+++ Textauszug

Banken emittieren aktuell vermehrt Contingent Convertible Bonds (CoCo-Bonds), um ihr regulatorisches Eigenkapital zu stärken. Insbesondere im aktuellen Niedrigzinsumfeld erscheinen CoCo-Bonds aus Anlegersicht attraktiv, da sie hohe Renditechancen bieten. Naturgemäß stehen aber auch bei diesen Produkten Chancen entsprechend hohe Risiken gegenüber. Bei CoCo-Bonds resultieren die Risiken unter anderem aus ihrer hohen Komplexität und ihrem Zweck, die Verlustabsorptionsfähigkeit von Banken zu erhöhen.

Die Übernahme der Risiken soll dem Anleger durch eine hohe Festverzinsung vergütet werden. Gerade für Privatanleger ist es jedoch eine große Herausforderung zu beurteilen, wie hoch vor dem Hintergrund zahlreicher regulatorischer Kapitalanforderungen die Wahrscheinlichkeit ist, dass die emittierende Bank später Kapital benötigen wird, und ob demnach der Zinssatz dieses Risiko tatsächlich angemessen kompensiert.

++++++
+++ Bereitgestelltes Material

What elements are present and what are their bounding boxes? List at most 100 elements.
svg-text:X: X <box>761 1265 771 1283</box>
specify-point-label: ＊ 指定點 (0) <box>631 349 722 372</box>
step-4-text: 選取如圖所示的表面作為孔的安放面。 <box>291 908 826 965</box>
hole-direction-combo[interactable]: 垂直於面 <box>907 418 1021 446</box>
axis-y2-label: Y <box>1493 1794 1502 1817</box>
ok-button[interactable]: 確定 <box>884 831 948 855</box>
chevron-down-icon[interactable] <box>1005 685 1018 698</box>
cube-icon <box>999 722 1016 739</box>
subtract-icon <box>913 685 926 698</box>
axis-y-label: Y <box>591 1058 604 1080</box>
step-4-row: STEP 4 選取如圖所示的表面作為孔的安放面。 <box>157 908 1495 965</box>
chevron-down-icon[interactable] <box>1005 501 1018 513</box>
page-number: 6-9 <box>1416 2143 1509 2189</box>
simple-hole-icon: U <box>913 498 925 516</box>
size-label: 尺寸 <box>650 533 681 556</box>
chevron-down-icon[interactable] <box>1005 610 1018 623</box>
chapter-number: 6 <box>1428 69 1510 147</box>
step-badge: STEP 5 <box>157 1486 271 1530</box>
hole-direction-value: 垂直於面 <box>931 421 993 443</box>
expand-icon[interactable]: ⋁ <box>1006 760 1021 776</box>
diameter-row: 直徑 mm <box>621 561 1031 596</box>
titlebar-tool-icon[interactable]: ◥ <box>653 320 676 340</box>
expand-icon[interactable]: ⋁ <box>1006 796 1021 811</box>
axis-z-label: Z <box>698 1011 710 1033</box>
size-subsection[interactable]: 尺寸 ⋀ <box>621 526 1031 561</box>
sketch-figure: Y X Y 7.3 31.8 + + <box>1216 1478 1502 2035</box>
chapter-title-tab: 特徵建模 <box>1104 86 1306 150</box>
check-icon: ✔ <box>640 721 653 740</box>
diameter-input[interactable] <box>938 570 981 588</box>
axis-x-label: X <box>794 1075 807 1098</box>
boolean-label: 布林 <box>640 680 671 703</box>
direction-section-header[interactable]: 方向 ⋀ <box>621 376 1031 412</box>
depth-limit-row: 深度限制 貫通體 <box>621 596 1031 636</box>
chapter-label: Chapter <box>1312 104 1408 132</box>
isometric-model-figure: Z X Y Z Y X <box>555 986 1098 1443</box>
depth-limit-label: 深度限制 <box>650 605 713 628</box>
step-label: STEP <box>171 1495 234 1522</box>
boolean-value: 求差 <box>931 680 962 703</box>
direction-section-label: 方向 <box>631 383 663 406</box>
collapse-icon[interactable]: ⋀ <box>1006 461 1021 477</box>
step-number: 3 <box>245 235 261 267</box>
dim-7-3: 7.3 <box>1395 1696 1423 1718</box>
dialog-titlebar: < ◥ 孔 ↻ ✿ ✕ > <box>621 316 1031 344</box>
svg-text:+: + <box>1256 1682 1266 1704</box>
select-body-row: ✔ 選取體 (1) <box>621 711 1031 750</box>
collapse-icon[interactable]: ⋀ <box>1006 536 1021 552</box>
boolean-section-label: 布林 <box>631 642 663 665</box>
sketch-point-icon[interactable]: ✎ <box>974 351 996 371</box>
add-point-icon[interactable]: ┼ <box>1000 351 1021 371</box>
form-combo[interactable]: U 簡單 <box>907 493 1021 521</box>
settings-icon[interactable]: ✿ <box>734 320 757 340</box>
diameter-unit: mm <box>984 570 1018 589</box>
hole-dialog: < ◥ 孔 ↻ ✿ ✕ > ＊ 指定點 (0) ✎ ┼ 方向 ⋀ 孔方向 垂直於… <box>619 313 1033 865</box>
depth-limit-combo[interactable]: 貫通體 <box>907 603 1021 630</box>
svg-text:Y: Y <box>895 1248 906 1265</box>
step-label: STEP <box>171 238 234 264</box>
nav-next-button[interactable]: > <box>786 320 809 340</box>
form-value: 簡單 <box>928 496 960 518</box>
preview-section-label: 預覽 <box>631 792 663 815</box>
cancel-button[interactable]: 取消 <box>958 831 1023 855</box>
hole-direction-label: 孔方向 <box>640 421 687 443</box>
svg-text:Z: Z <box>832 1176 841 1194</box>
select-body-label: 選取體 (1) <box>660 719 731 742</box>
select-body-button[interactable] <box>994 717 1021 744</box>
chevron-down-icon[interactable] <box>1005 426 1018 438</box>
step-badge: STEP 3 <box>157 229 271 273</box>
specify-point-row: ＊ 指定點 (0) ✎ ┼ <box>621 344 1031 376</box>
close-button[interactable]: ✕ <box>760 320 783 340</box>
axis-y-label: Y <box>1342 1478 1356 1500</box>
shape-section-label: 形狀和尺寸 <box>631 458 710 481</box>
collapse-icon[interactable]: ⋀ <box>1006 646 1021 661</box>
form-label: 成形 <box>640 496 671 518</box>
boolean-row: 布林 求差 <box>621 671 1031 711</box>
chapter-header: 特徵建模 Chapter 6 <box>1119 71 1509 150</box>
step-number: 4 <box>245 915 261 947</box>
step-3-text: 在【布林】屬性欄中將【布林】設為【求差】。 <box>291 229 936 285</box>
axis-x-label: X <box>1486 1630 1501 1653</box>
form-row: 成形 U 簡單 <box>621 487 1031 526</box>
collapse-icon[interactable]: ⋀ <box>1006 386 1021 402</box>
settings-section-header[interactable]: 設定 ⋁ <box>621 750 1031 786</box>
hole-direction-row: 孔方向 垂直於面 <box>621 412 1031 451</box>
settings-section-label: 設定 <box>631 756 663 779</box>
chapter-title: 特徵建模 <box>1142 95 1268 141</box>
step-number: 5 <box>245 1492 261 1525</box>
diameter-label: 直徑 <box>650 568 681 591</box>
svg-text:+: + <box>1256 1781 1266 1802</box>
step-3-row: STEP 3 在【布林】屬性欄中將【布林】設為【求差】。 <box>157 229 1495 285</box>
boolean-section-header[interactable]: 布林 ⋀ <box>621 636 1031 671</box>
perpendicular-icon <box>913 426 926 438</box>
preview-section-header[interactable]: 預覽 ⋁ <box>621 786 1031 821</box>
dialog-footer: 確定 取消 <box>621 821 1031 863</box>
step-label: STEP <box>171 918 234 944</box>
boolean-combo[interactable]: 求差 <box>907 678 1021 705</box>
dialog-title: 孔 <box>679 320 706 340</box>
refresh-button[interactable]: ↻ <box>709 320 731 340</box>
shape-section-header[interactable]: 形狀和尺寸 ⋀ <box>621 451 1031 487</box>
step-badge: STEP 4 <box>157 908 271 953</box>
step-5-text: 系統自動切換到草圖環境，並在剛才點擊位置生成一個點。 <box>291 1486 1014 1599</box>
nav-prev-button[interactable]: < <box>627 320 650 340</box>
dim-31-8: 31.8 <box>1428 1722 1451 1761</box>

++++++

* _Aufgaben_:
A - Nennen Sie alle Substantive im Text über CoCo-Bonds, vor denen eine gebeugte Form des Adjektivs „hoch“ als Attribut steht.
B - Wodurch soll dem Anleger laut dem Text über CoCo-Bonds die Übernahme der Risiken vergütet werden?
C - Führen Sie den Text über CoCo-Bonds im Anschluss an seinen letzten Satz weiter.
Das Material spielt dabei keine Rolle.

* _Antworten pro Aufgabe_:
A - Renditechancen, Risiken, Komplexität, Festverzinsung

B - Durch eine hohe Festverzinsung.

C -
Wer kein tiefgreifendes Verständnis des Finanzsektors, der Funktionsweise der Bonds sowie vor allem der regulatorischen Eigenmittelanforderungen hat, sollte daher nicht in CoCo-Bonds investieren. Insbesondere für Privatanleger sind deren Risiken kaum einschätzbar. Der vorliegende Beitrag gibt einen Überblick über einige wesentliche Risiken, die Investments in CoCo-Bonds mit sich bringen. Er erhebt jedoch keinen Anspruch auf Vollständigkeit.

Was sind CoCo-Bonds?

Vereinfacht gesagt sind CoCo-Bonds unbefristete, grundsätzlich festverzinsliche Schuldverschreibungen, die zwingend entweder in Gesellschaftsanteile – meist Aktien – umzuwandeln oder aber dauerhaft oder vorübergehend herabzuschreiben sind, wenn bestimmte Auslöseereignisse (Trigger) eintreten, die in den Emissionsbedingungen festgelegt sind.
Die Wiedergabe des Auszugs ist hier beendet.